[Given request] What follows is a set of records, each of which is to be written out exactly.

** Start **

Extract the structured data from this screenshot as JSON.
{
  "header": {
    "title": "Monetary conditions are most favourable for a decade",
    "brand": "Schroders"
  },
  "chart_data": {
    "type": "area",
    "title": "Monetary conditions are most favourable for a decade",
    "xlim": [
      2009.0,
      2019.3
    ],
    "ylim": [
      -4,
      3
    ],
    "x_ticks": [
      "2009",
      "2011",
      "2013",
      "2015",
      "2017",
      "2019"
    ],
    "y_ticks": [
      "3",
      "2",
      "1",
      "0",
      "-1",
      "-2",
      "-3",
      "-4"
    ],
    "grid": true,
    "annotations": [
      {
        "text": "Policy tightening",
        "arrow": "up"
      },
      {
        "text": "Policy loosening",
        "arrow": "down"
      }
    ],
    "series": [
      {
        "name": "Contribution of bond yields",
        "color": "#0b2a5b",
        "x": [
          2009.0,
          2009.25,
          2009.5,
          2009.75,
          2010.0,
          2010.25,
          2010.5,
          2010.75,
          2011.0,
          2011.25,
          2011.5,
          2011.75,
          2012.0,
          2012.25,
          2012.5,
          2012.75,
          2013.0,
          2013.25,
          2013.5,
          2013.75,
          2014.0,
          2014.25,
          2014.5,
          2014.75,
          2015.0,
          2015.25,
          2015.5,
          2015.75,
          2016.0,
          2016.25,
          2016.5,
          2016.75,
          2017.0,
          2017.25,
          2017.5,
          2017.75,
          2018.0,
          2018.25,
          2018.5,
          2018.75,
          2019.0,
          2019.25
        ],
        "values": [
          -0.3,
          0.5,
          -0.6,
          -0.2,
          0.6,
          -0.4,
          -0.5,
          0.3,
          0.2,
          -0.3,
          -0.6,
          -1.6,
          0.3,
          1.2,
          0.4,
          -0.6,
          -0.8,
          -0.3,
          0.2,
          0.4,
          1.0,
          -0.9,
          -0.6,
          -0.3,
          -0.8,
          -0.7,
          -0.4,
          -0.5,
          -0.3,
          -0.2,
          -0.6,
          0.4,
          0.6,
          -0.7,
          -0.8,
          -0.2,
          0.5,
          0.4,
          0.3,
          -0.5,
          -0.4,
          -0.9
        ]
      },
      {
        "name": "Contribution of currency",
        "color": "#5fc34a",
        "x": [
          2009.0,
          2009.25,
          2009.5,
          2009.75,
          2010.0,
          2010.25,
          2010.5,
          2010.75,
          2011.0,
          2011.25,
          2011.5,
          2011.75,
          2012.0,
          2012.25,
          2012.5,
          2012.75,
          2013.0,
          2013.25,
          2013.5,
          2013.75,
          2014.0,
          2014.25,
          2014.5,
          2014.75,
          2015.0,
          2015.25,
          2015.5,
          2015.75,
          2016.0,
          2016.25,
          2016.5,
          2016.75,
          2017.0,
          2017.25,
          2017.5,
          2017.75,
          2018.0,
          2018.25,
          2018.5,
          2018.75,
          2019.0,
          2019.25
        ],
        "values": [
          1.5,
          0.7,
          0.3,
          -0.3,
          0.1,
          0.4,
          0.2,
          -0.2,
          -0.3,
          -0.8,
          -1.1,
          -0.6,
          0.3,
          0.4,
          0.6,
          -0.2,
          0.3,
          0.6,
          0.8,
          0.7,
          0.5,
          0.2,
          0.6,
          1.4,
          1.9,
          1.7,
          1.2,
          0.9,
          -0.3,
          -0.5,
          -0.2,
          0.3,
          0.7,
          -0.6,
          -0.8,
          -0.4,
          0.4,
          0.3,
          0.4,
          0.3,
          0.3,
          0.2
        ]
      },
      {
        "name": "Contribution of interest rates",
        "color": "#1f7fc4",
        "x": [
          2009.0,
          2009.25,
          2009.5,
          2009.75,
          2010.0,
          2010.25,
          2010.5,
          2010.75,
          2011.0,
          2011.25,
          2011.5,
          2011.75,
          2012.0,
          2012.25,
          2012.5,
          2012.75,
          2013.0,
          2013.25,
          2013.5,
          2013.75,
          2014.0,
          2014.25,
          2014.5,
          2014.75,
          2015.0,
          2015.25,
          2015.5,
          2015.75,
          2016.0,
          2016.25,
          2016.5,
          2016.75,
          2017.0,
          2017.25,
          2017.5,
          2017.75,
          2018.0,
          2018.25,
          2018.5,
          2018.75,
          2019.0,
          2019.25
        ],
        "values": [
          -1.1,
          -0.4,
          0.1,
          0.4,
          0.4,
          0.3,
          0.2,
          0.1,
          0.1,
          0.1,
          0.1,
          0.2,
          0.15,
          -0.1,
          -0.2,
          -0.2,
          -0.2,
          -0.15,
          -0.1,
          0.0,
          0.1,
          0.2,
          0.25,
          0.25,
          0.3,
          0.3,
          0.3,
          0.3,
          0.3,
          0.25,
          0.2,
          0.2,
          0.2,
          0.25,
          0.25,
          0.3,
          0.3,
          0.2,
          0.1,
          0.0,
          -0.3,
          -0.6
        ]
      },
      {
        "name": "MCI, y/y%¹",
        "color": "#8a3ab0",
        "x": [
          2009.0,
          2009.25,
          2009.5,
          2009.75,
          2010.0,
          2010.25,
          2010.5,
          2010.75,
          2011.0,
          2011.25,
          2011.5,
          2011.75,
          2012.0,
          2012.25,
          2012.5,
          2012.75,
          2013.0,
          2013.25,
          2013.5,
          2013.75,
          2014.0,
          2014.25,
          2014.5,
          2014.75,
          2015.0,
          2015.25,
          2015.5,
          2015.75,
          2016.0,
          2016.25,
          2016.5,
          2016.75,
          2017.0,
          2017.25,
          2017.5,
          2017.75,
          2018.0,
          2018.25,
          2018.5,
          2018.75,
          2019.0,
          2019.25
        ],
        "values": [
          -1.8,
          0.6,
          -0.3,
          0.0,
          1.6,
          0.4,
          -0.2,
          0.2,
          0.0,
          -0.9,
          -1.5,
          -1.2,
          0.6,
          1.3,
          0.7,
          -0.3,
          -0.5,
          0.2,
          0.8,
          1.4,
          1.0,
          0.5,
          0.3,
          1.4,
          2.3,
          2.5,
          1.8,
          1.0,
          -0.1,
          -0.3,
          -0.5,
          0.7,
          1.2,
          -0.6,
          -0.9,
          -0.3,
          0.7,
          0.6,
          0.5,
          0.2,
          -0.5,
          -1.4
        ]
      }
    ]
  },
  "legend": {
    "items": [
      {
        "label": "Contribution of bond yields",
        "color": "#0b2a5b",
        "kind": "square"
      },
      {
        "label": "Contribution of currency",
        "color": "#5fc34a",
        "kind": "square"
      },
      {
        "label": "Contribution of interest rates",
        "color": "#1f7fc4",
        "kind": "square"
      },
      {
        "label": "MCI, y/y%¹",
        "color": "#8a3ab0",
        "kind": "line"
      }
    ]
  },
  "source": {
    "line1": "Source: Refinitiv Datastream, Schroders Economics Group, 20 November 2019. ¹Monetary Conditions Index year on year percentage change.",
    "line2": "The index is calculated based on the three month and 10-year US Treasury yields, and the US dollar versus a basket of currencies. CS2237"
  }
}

** End **

[Complete answer]
Extract the structured data from this screenshot as JSON.
{
  "header": {
    "title": "Monetary conditions are most favourable for a decade",
    "brand": "Schroders"
  },
  "chart_data": {
    "type": "area",
    "title": "Monetary conditions are most favourable for a decade",
    "xlim": [
      2009.0,
      2019.3
    ],
    "ylim": [
      -4,
      3
    ],
    "x_ticks": [
      "2009",
      "2011",
      "2013",
      "2015",
      "2017",
      "2019"
    ],
    "y_ticks": [
      "3",
      "2",
      "1",
      "0",
      "-1",
      "-2",
      "-3",
      "-4"
    ],
    "grid": true,
    "annotations": [
      {
        "text": "Policy tightening",
        "arrow": "up"
      },
      {
        "text": "Policy loosening",
        "arrow": "down"
      }
    ],
    "series": [
      {
        "name": "Contribution of bond yields",
        "color": "#0b2a5b",
        "x": [
          2009.0,
          2009.25,
          2009.5,
          2009.75,
          2010.0,
          2010.25,
          2010.5,
          2010.75,
          2011.0,
          2011.25,
          2011.5,
          2011.75,
          2012.0,
          2012.25,
          2012.5,
          2012.75,
          2013.0,
          2013.25,
          2013.5,
          2013.75,
          2014.0,
          2014.25,
          2014.5,
          2014.75,
          2015.0,
          2015.25,
          2015.5,
          2015.75,
          2016.0,
          2016.25,
          2016.5,
          2016.75,
          2017.0,
          2017.25,
          2017.5,
          2017.75,
          2018.0,
          2018.25,
          2018.5,
          2018.75,
          2019.0,
          2019.25
        ],
        "values": [
          -0.3,
          0.5,
          -0.6,
          -0.2,
          0.6,
          -0.4,
          -0.5,
          0.3,
          0.2,
          -0.3,
          -0.6,
          -1.6,
          0.3,
          1.2,
          0.4,
          -0.6,
          -0.8,
          -0.3,
          0.2,
          0.4,
          1.0,
          -0.9,
          -0.6,
          -0.3,
          -0.8,
          -0.7,
          -0.4,
          -0.5,
          -0.3,
          -0.2,
          -0.6,
          0.4,
          0.6,
          -0.7,
          -0.8,
          -0.2,
          0.5,
          0.4,
          0.3,
          -0.5,
          -0.4,
          -0.9
        ]
      },
      {
        "name": "Contribution of currency",
        "color": "#5fc34a",
        "x": [
          2009.0,
          2009.25,
          2009.5,
          2009.75,
          2010.0,
          2010.25,
          2010.5,
          2010.75,
          2011.0,
          2011.25,
          2011.5,
          2011.75,
          2012.0,
          2012.25,
          2012.5,
          2012.75,
          2013.0,
          2013.25,
          2013.5,
          2013.75,
          2014.0,
          2014.25,
          2014.5,
          2014.75,
          2015.0,
          2015.25,
          2015.5,
          2015.75,
          2016.0,
          2016.25,
          2016.5,
          2016.75,
          2017.0,
          2017.25,
          2017.5,
          2017.75,
          2018.0,
          2018.25,
          2018.5,
          2018.75,
          2019.0,
          2019.25
        ],
        "values": [
          1.5,
          0.7,
          0.3,
          -0.3,
          0.1,
          0.4,
          0.2,
          -0.2,
          -0.3,
          -0.8,
          -1.1,
          -0.6,
          0.3,
          0.4,
          0.6,
          -0.2,
          0.3,
          0.6,
          0.8,
          0.7,
          0.5,
          0.2,
          0.6,
          1.4,
          1.9,
          1.7,
          1.2,
          0.9,
          -0.3,
          -0.5,
          -0.2,
          0.3,
          0.7,
          -0.6,
          -0.8,
          -0.4,
          0.4,
          0.3,
          0.4,
          0.3,
          0.3,
          0.2
        ]
      },
      {
        "name": "Contribution of interest rates",
        "color": "#1f7fc4",
        "x": [
          2009.0,
          2009.25,
          2009.5,
          2009.75,
          2010.0,
          2010.25,
          2010.5,
          2010.75,
          2011.0,
          2011.25,
          2011.5,
          2011.75,
          2012.0,
          2012.25,
          2012.5,
          2012.75,
          2013.0,
          2013.25,
          2013.5,
          2013.75,
          2014.0,
          2014.25,
          2014.5,
          2014.75,
          2015.0,
          2015.25,
          2015.5,
          2015.75,
          2016.0,
          2016.25,
          2016.5,
          2016.75,
          2017.0,
          2017.25,
          2017.5,
          2017.75,
          2018.0,
          2018.25,
          2018.5,
          2018.75,
          2019.0,
          2019.25
        ],
        "values": [
          -1.1,
          -0.4,
          0.1,
          0.4,
          0.4,
          0.3,
          0.2,
          0.1,
          0.1,
          0.1,
          0.1,
          0.2,
          0.15,
          -0.1,
          -0.2,
          -0.2,
          -0.2,
          -0.15,
          -0.1,
          0.0,
          0.1,
          0.2,
          0.25,
          0.25,
          0.3,
          0.3,
          0.3,
          0.3,
          0.3,
          0.25,
          0.2,
          0.2,
          0.2,
          0.25,
          0.25,
          0.3,
          0.3,
          0.2,
          0.1,
          0.0,
          -0.3,
          -0.6
        ]
      },
      {
        "name": "MCI, y/y%¹",
        "color": "#8a3ab0",
        "x": [
          2009.0,
          2009.25,
          2009.5,
          2009.75,
          2010.0,
          2010.25,
          2010.5,
          2010.75,
          2011.0,
          2011.25,
          2011.5,
          2011.75,
          2012.0,
          2012.25,
          2012.5,
          2012.75,
          2013.0,
          2013.25,
          2013.5,
          2013.75,
          2014.0,
          2014.25,
          2014.5,
          2014.75,
          2015.0,
          2015.25,
          2015.5,
          2015.75,
          2016.0,
          2016.25,
          2016.5,
          2016.75,
          2017.0,
          2017.25,
          2017.5,
          2017.75,
          2018.0,
          2018.25,
          2018.5,
          2018.75,
          2019.0,
          2019.25
        ],
        "values": [
          -1.8,
          0.6,
          -0.3,
          0.0,
          1.6,
          0.4,
          -0.2,
          0.2,
          0.0,
          -0.9,
          -1.5,
          -1.2,
          0.6,
          1.3,
          0.7,
          -0.3,
          -0.5,
          0.2,
          0.8,
          1.4,
          1.0,
          0.5,
          0.3,
          1.4,
          2.3,
          2.5,
          1.8,
          1.0,
          -0.1,
          -0.3,
          -0.5,
          0.7,
          1.2,
          -0.6,
          -0.9,
          -0.3,
          0.7,
          0.6,
          0.5,
          0.2,
          -0.5,
          -1.4
        ]
      }
    ]
  },
  "legend": {
    "items": [
      {
        "label": "Contribution of bond yields",
        "color": "#0b2a5b",
        "kind": "square"
      },
      {
        "label": "Contribution of currency",
        "color": "#5fc34a",
        "kind": "square"
      },
      {
        "label": "Contribution of interest rates",
        "color": "#1f7fc4",
        "kind": "square"
      },
      {
        "label": "MCI, y/y%¹",
        "color": "#8a3ab0",
        "kind": "line"
      }
    ]
  },
  "source": {
    "line1": "Source: Refinitiv Datastream, Schroders Economics Group, 20 November 2019. ¹Monetary Conditions Index year on year percentage change.",
    "line2": "The index is calculated based on the three month and 10-year US Treasury yields, and the US dollar versus a basket of currencies. CS2237"
  }
}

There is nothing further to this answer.